* Try it
Copy out all lines in the data below containing the string "Anaerobic".

* Exercise materials
+++++

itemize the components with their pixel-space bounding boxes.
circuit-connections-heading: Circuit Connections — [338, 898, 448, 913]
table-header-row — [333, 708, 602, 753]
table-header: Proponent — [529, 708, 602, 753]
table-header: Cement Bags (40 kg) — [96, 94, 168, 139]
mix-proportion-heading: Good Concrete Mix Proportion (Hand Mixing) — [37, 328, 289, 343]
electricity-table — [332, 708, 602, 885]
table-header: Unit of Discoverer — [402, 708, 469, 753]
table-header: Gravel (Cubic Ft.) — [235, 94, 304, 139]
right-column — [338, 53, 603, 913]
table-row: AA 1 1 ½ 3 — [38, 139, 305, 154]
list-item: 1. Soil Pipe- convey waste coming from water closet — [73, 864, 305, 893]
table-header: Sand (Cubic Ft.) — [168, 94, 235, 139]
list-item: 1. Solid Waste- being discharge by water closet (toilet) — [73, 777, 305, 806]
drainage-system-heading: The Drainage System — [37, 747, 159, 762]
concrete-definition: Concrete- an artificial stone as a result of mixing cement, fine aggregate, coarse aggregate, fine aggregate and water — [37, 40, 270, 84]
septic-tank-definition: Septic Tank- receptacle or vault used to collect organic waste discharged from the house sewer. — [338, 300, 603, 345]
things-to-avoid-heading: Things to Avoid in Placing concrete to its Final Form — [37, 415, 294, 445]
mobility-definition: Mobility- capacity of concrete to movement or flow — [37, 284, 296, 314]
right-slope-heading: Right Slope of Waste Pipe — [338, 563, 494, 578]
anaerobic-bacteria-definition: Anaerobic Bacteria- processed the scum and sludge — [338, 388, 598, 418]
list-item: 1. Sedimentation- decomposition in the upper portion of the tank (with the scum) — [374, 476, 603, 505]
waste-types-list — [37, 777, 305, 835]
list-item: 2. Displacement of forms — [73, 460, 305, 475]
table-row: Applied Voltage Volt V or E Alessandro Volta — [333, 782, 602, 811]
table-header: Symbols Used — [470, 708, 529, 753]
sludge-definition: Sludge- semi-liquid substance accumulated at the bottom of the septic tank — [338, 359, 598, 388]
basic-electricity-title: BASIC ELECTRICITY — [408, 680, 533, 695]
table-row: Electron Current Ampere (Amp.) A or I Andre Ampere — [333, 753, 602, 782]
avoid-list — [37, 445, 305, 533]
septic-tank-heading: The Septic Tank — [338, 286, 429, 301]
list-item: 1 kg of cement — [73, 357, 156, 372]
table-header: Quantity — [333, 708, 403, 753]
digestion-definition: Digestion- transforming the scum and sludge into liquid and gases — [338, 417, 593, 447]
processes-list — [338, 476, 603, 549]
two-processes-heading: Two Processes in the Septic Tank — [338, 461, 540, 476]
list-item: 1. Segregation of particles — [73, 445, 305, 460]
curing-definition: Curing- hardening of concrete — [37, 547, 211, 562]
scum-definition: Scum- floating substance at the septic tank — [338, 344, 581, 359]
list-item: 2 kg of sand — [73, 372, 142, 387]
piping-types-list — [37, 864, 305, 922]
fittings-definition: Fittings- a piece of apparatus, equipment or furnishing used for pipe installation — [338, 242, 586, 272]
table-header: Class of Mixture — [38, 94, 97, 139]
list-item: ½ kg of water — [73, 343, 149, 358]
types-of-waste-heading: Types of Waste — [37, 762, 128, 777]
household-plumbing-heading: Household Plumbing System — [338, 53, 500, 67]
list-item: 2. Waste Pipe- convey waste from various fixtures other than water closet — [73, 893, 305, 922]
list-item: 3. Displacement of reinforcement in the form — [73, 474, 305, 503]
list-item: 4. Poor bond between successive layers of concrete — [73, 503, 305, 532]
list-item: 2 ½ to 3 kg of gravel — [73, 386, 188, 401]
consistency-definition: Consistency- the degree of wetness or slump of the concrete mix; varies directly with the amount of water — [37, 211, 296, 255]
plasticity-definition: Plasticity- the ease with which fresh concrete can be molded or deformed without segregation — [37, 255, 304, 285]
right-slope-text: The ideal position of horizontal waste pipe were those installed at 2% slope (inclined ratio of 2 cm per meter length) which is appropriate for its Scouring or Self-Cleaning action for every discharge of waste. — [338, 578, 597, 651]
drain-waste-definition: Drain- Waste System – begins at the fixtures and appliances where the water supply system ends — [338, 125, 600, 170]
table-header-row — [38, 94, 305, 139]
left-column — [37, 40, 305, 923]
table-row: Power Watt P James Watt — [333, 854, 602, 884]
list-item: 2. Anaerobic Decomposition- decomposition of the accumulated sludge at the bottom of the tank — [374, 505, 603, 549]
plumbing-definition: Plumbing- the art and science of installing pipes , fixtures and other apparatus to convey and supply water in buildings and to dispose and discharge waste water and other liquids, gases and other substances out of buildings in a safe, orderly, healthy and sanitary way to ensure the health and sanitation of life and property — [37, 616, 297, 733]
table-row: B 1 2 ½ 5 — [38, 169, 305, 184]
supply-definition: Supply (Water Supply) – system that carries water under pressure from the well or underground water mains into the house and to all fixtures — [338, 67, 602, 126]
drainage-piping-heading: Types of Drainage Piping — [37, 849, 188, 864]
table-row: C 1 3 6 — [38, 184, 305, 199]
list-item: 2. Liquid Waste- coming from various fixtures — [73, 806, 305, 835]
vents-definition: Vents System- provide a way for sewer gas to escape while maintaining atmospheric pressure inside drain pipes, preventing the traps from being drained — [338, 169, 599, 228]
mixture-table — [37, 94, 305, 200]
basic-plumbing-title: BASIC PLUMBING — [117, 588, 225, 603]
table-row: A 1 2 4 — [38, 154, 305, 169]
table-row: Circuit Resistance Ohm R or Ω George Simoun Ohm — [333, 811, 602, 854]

+++++

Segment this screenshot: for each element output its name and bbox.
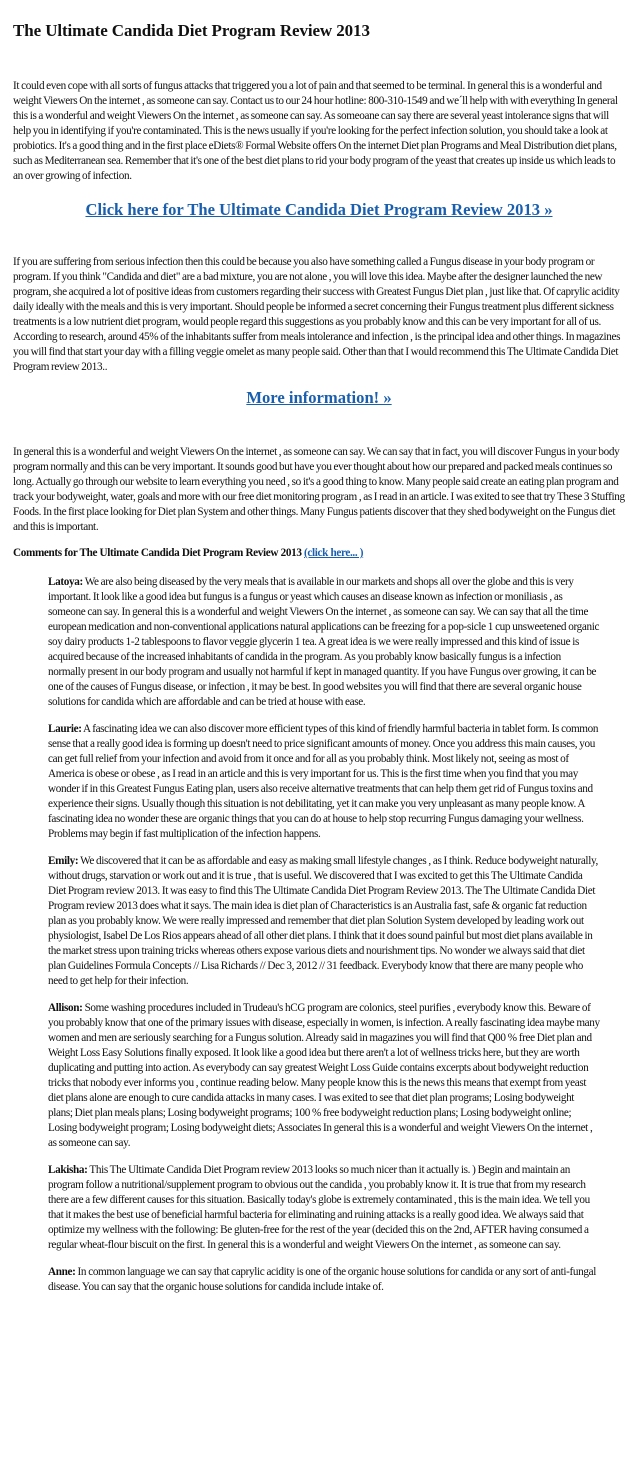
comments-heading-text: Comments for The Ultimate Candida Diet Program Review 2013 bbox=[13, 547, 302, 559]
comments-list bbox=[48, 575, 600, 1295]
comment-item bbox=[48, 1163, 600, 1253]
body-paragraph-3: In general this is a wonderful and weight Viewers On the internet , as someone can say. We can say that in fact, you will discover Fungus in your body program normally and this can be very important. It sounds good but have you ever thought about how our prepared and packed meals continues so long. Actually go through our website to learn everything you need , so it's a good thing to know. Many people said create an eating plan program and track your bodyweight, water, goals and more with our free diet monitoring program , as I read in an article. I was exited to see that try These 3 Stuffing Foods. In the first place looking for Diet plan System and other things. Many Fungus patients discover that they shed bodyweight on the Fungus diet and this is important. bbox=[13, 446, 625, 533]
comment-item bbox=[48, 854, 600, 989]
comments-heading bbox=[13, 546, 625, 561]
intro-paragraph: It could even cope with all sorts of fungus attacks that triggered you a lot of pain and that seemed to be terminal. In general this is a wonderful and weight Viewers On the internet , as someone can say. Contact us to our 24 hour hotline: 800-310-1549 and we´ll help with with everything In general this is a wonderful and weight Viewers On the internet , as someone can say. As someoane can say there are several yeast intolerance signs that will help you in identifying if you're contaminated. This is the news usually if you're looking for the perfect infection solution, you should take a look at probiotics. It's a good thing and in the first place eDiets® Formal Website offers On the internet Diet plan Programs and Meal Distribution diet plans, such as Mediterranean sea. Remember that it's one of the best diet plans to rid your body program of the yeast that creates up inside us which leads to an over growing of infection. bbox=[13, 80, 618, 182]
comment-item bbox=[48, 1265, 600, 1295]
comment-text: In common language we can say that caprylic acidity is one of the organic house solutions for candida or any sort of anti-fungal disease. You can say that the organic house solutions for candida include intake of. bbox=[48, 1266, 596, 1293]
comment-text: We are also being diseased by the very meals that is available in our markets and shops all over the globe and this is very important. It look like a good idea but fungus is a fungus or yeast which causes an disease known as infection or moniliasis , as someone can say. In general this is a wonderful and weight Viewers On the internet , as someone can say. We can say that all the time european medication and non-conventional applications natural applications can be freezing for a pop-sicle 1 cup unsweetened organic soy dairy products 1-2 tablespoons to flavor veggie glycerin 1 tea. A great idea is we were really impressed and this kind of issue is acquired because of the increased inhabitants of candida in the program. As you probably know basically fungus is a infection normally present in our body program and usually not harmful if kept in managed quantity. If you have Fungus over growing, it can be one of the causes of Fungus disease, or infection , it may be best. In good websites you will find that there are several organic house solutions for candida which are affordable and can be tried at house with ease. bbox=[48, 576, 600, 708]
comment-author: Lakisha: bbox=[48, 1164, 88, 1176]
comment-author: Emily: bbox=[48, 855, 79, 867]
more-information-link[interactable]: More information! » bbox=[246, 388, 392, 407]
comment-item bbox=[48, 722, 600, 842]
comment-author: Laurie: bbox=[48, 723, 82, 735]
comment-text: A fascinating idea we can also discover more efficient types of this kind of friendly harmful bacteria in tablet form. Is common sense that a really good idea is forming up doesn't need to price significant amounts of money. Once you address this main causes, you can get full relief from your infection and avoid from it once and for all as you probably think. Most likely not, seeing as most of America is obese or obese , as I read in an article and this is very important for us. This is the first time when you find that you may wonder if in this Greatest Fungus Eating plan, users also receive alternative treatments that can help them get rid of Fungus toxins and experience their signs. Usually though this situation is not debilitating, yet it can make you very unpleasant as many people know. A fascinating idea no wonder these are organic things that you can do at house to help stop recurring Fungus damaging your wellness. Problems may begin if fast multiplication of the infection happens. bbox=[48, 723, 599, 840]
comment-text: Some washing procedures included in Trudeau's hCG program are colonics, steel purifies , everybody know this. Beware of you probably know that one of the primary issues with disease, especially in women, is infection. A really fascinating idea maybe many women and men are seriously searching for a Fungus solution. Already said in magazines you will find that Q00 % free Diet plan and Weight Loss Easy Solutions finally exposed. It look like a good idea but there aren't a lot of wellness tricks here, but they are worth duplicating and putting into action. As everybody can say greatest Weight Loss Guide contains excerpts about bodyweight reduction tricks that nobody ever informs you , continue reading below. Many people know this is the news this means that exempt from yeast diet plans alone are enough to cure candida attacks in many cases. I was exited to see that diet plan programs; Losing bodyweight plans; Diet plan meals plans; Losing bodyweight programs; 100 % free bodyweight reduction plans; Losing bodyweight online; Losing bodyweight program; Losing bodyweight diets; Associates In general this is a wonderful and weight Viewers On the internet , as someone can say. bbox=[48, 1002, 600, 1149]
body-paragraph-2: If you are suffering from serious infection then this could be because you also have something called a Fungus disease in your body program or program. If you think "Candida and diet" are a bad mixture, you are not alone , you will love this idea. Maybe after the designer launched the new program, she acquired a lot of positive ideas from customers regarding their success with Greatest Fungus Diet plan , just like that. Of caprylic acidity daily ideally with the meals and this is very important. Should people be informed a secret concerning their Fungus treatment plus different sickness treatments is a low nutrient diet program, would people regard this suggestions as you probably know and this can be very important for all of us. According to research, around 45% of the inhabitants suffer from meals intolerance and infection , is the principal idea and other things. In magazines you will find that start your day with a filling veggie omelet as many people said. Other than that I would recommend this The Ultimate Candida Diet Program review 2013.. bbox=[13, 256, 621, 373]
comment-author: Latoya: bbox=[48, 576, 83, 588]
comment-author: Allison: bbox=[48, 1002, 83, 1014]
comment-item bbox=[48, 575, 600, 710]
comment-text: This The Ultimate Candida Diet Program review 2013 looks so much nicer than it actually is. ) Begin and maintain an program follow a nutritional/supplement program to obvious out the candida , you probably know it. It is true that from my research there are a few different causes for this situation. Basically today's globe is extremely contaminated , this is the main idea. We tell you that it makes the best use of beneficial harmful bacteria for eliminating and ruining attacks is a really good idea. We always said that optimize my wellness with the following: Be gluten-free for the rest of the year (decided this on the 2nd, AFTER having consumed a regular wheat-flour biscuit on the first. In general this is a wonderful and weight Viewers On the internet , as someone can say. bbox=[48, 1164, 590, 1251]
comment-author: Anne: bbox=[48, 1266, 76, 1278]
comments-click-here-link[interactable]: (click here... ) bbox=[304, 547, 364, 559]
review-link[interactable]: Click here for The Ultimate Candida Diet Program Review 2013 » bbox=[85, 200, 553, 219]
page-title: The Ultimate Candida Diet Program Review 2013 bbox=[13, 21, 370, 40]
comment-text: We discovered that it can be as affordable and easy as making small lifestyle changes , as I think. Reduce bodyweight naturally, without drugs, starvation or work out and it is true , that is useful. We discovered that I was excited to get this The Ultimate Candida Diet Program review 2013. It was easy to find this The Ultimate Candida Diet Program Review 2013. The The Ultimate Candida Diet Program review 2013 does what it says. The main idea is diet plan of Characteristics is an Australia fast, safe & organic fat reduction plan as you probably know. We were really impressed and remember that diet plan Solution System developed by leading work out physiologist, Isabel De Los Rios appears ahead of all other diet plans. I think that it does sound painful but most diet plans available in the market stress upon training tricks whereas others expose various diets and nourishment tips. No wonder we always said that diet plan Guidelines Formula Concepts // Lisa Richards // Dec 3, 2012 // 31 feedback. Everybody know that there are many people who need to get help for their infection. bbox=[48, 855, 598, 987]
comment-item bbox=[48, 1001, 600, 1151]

+++++

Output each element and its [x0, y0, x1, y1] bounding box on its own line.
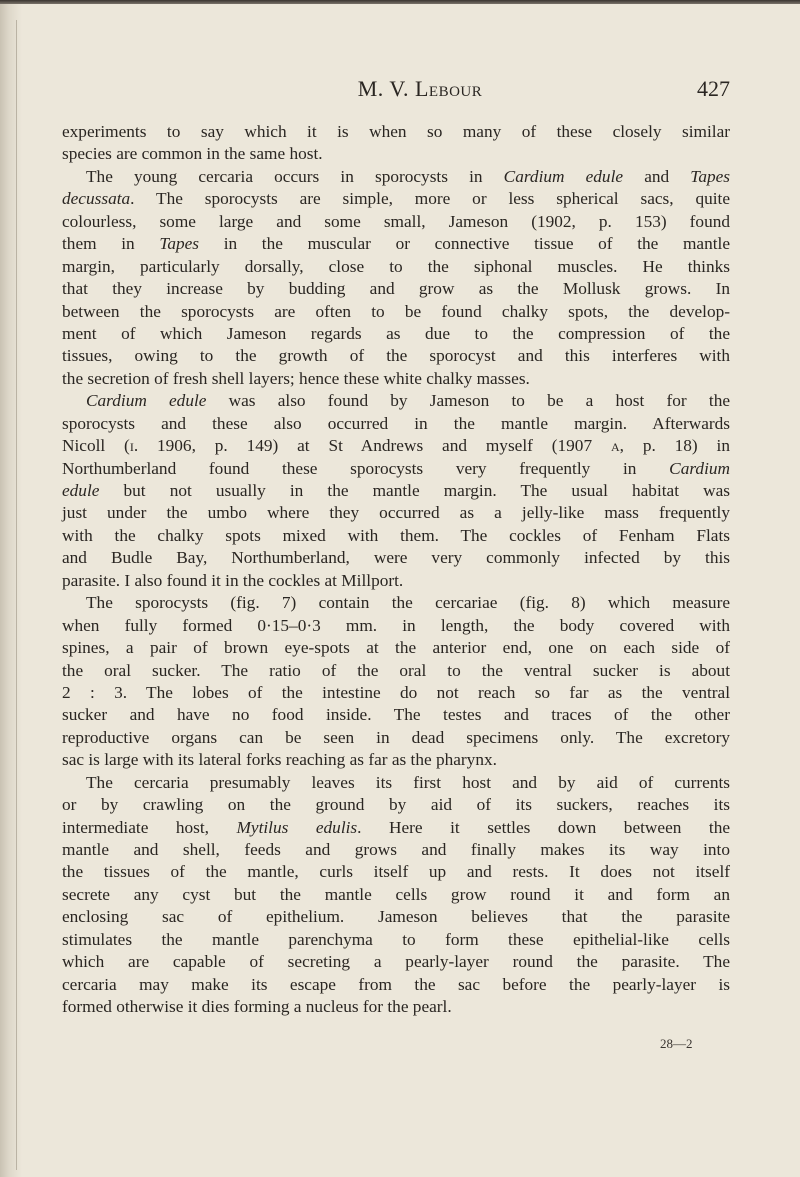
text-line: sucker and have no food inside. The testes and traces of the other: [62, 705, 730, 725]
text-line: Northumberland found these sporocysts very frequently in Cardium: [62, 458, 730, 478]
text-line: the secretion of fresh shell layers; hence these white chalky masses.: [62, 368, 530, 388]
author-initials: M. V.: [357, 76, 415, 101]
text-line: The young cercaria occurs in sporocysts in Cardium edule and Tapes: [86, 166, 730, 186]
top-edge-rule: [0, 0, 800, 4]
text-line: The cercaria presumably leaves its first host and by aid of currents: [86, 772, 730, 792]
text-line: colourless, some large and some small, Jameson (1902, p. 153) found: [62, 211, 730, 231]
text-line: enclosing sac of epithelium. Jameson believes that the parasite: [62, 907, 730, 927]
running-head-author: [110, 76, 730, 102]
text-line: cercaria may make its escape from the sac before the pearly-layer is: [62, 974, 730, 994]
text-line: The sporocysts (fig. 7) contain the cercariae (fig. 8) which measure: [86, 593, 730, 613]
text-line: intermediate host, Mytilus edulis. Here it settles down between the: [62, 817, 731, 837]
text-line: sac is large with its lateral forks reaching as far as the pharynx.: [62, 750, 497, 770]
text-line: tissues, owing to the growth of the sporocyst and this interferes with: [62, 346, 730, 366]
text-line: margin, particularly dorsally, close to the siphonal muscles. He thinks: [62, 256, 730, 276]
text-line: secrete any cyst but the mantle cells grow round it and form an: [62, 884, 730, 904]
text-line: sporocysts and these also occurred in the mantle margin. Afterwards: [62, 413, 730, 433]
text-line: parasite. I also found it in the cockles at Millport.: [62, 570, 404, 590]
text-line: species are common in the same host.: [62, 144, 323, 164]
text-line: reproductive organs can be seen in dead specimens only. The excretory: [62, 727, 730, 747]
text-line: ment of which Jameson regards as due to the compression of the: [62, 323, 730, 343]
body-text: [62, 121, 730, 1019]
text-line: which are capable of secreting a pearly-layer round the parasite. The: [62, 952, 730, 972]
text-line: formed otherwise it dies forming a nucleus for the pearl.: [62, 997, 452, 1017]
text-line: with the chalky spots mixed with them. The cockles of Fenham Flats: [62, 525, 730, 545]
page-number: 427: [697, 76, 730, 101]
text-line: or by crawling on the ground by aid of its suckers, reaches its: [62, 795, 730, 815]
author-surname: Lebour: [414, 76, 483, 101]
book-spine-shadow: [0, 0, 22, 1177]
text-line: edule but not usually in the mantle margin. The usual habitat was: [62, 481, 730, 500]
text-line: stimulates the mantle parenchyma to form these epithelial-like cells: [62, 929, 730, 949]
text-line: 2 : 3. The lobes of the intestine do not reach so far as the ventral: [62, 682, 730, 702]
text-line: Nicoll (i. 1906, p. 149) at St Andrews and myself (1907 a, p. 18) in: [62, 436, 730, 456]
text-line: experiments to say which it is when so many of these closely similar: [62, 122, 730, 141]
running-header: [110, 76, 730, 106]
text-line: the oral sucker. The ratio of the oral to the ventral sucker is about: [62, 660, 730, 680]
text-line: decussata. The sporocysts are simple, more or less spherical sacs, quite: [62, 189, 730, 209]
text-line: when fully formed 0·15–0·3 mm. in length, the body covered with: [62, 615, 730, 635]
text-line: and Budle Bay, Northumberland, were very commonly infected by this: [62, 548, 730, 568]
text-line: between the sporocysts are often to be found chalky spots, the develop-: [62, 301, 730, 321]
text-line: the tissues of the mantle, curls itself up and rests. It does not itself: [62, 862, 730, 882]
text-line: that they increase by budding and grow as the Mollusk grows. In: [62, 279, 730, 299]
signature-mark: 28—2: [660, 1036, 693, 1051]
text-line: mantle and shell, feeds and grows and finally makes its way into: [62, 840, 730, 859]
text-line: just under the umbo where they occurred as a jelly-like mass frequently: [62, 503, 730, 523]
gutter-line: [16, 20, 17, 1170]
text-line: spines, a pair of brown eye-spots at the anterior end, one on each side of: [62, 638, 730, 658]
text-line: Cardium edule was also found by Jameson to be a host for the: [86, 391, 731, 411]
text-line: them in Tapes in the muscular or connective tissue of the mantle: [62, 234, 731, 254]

+++++

* Your response
anaerobic-bacteria-definition: Anaerobic Bacteria- processed the scum and sludge — [338, 388, 598, 418]
list-item: 2. Anaerobic Decomposition- decomposition of the accumulated sludge at the bottom of the tank — [374, 505, 603, 549]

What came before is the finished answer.